[Rows excerpted from a collection]
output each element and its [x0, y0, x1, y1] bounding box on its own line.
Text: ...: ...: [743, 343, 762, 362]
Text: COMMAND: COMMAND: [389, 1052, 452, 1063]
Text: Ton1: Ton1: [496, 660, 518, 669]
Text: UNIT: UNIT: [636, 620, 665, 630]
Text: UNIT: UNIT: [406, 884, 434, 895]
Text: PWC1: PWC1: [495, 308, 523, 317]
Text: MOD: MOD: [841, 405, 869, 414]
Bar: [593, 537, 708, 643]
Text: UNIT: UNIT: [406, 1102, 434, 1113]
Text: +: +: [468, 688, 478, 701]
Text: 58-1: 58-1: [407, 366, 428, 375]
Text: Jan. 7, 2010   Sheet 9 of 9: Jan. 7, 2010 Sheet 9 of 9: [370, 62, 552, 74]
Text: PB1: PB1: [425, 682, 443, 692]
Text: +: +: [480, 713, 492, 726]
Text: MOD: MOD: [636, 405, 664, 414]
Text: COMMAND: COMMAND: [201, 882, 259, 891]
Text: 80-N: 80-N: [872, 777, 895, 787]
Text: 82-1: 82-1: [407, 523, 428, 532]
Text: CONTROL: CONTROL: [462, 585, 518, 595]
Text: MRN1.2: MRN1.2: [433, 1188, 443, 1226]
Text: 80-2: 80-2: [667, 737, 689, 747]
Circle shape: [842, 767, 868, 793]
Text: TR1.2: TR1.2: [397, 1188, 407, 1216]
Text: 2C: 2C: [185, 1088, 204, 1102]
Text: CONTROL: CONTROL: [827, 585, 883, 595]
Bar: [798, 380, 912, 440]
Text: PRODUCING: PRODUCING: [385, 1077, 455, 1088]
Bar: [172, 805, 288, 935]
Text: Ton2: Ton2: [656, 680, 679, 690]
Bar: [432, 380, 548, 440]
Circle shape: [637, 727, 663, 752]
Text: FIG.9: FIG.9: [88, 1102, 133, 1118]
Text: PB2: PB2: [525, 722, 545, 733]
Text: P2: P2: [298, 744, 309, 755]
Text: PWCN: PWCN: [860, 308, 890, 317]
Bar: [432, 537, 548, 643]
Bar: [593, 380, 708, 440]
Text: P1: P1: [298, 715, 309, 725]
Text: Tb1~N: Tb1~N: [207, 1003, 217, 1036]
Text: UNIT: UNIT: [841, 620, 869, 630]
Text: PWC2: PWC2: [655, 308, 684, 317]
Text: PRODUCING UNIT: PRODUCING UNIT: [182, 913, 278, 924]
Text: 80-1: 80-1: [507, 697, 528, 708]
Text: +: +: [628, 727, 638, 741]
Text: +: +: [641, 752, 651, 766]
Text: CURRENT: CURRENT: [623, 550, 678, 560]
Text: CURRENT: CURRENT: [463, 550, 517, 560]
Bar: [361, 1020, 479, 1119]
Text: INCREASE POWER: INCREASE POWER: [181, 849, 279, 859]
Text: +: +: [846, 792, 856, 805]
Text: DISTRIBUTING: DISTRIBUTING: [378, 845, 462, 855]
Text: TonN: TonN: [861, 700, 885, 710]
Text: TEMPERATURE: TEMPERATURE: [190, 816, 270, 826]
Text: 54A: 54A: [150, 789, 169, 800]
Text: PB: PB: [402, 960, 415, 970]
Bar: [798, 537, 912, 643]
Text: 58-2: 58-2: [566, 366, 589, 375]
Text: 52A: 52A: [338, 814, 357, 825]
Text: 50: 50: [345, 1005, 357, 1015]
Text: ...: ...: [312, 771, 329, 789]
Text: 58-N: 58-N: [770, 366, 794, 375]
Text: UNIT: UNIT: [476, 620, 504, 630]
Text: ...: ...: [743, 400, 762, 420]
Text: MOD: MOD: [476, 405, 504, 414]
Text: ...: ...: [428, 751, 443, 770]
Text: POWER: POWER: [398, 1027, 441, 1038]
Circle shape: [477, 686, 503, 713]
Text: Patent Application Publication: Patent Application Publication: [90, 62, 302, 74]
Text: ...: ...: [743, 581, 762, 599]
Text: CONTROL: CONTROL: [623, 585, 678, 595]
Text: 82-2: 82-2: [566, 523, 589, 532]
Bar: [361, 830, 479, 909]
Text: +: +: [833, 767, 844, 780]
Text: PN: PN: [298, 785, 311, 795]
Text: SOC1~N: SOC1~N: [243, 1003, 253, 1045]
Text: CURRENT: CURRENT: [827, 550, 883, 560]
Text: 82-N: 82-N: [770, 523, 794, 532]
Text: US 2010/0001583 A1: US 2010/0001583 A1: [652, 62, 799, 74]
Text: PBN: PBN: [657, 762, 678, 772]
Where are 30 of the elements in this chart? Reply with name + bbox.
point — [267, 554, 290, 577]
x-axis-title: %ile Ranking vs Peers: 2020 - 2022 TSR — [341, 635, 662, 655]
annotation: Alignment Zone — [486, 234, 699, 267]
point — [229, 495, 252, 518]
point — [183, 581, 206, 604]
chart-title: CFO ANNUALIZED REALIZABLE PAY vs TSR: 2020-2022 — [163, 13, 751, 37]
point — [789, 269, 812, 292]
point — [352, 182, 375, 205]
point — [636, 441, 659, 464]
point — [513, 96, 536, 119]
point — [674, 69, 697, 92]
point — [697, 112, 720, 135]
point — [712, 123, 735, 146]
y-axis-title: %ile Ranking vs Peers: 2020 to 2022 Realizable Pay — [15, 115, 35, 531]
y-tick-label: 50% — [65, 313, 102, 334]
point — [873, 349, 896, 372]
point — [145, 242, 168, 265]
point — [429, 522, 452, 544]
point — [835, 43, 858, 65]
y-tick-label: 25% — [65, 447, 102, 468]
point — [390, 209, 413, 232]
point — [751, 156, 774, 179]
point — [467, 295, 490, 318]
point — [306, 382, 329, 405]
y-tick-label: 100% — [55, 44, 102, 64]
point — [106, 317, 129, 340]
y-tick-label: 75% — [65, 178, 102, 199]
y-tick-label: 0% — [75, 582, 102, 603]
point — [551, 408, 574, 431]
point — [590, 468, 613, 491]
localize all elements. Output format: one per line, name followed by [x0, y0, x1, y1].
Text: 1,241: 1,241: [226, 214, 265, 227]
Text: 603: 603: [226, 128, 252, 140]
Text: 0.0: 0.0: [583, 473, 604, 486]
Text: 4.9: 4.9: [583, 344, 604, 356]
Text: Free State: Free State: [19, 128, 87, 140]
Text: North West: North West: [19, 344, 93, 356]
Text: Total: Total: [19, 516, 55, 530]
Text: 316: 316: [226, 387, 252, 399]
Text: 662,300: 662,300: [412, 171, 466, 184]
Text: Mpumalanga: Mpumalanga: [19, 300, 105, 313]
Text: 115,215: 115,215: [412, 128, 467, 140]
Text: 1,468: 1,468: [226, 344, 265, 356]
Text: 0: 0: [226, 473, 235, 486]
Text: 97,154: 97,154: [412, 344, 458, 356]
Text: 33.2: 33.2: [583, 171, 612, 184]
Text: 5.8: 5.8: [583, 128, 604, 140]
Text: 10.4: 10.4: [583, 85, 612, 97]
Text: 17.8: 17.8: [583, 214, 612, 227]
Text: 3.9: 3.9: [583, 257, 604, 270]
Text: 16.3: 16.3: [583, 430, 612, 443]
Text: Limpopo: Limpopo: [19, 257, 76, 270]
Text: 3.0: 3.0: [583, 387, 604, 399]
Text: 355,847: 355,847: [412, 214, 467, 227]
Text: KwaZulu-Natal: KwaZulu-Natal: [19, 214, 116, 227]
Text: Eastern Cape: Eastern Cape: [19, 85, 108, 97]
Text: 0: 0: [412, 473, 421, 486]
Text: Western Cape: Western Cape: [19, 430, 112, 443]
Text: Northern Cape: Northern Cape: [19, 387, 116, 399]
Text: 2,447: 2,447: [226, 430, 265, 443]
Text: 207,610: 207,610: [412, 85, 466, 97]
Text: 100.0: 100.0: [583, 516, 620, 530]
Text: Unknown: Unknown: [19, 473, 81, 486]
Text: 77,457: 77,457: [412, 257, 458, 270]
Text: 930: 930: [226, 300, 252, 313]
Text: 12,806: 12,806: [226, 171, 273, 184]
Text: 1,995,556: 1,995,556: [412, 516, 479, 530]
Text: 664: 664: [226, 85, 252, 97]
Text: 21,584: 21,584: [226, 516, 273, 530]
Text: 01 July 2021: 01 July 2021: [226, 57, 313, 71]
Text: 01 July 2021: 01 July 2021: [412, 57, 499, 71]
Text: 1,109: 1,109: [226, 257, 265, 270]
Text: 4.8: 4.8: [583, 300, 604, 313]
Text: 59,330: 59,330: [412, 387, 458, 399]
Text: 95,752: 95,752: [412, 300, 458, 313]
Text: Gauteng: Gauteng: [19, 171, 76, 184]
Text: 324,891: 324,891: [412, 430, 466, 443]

_Short task_
Please arrange the rows from the first one through the row containing "Text: 80-2: 80-2: [667, 737, 689, 747]" as a numbered list, leaving out any blank lines.

_Solution below_
1. output each element and its [x0, y0, x1, y1] bounding box on its own line.
2. Text: ...: ...: [743, 343, 762, 362]
3. Text: COMMAND: COMMAND: [389, 1052, 452, 1063]
4. Text: Ton1: Ton1: [496, 660, 518, 669]
5. Text: UNIT: UNIT: [636, 620, 665, 630]
6. Text: UNIT: UNIT: [406, 884, 434, 895]
7. Text: PWC1: PWC1: [495, 308, 523, 317]
8. Text: MOD: MOD: [841, 405, 869, 414]
9. Bar: [593, 537, 708, 643]
10. Text: UNIT: UNIT: [406, 1102, 434, 1113]
11. Text: +: +: [468, 688, 478, 701]
12. Text: 58-1: 58-1: [407, 366, 428, 375]
13. Text: Jan. 7, 2010   Sheet 9 of 9: Jan. 7, 2010 Sheet 9 of 9: [370, 62, 552, 74]
14. Text: PB1: PB1: [425, 682, 443, 692]
15. Text: +: +: [480, 713, 492, 726]
16. Text: MOD: MOD: [636, 405, 664, 414]
17. Text: COMMAND: COMMAND: [201, 882, 259, 891]
18. Text: 80-N: 80-N: [872, 777, 895, 787]
19. Text: 82-1: 82-1: [407, 523, 428, 532]
20. Text: CONTROL: CONTROL: [462, 585, 518, 595]
21. Text: MRN1.2: MRN1.2: [433, 1188, 443, 1226]
22. Text: 80-2: 80-2: [667, 737, 689, 747]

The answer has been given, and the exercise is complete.